Each entry here needs to be set down again exactly, please; pictures are left out.
»»
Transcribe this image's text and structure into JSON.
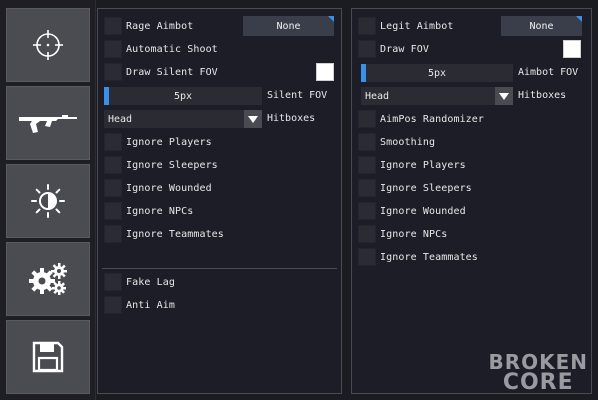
{
  "sidebar": {
    "buttons": [
      {
        "icon": "crosshair-icon"
      },
      {
        "icon": "rifle-icon"
      },
      {
        "icon": "brightness-icon"
      },
      {
        "icon": "gears-icon"
      },
      {
        "icon": "floppy-disk-icon"
      }
    ]
  },
  "left_panel": {
    "rage_aimbot": {
      "label": "Rage Aimbot",
      "keybind": "None"
    },
    "automatic_shoot": "Automatic Shoot",
    "draw_silent_fov": {
      "label": "Draw Silent FOV",
      "color": "#ffffff"
    },
    "silent_fov": {
      "value": "5px",
      "label": "Silent FOV",
      "fill": 0.03
    },
    "hitboxes": {
      "value": "Head",
      "label": "Hitboxes"
    },
    "ignore_players": "Ignore Players",
    "ignore_sleepers": "Ignore Sleepers",
    "ignore_wounded": "Ignore Wounded",
    "ignore_npcs": "Ignore NPCs",
    "ignore_teammates": "Ignore Teammates",
    "fake_lag": "Fake Lag",
    "anti_aim": "Anti Aim"
  },
  "right_panel": {
    "legit_aimbot": {
      "label": "Legit Aimbot",
      "keybind": "None"
    },
    "draw_fov": {
      "label": "Draw FOV",
      "color": "#ffffff"
    },
    "aimbot_fov": {
      "value": "5px",
      "label": "Aimbot FOV",
      "fill": 0.03
    },
    "hitboxes": {
      "value": "Head",
      "label": "Hitboxes"
    },
    "aimpos_randomizer": "AimPos Randomizer",
    "smoothing": "Smoothing",
    "ignore_players": "Ignore Players",
    "ignore_sleepers": "Ignore Sleepers",
    "ignore_wounded": "Ignore Wounded",
    "ignore_npcs": "Ignore NPCs",
    "ignore_teammates": "Ignore Teammates"
  },
  "logo": {
    "line1": "BROKEN",
    "line2": "CORE"
  },
  "colors": {
    "accent": "#3a8fe6",
    "panel_border": "#4a4a52",
    "sidebar_button": "#4b4b52"
  }
}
««
=== TASK ANSWER ===
Transcribe this image's text and structure into JSON.
{
  "sidebar": {
    "buttons": [
      {
        "icon": "crosshair-icon"
      },
      {
        "icon": "rifle-icon"
      },
      {
        "icon": "brightness-icon"
      },
      {
        "icon": "gears-icon"
      },
      {
        "icon": "floppy-disk-icon"
      }
    ]
  },
  "left_panel": {
    "rage_aimbot": {
      "label": "Rage Aimbot",
      "keybind": "None"
    },
    "automatic_shoot": "Automatic Shoot",
    "draw_silent_fov": {
      "label": "Draw Silent FOV",
      "color": "#ffffff"
    },
    "silent_fov": {
      "value": "5px",
      "label": "Silent FOV",
      "fill": 0.03
    },
    "hitboxes": {
      "value": "Head",
      "label": "Hitboxes"
    },
    "ignore_players": "Ignore Players",
    "ignore_sleepers": "Ignore Sleepers",
    "ignore_wounded": "Ignore Wounded",
    "ignore_npcs": "Ignore NPCs",
    "ignore_teammates": "Ignore Teammates",
    "fake_lag": "Fake Lag",
    "anti_aim": "Anti Aim"
  },
  "right_panel": {
    "legit_aimbot": {
      "label": "Legit Aimbot",
      "keybind": "None"
    },
    "draw_fov": {
      "label": "Draw FOV",
      "color": "#ffffff"
    },
    "aimbot_fov": {
      "value": "5px",
      "label": "Aimbot FOV",
      "fill": 0.03
    },
    "hitboxes": {
      "value": "Head",
      "label": "Hitboxes"
    },
    "aimpos_randomizer": "AimPos Randomizer",
    "smoothing": "Smoothing",
    "ignore_players": "Ignore Players",
    "ignore_sleepers": "Ignore Sleepers",
    "ignore_wounded": "Ignore Wounded",
    "ignore_npcs": "Ignore NPCs",
    "ignore_teammates": "Ignore Teammates"
  },
  "logo": {
    "line1": "BROKEN",
    "line2": "CORE"
  },
  "colors": {
    "accent": "#3a8fe6",
    "panel_border": "#4a4a52",
    "sidebar_button": "#4b4b52"
  }
}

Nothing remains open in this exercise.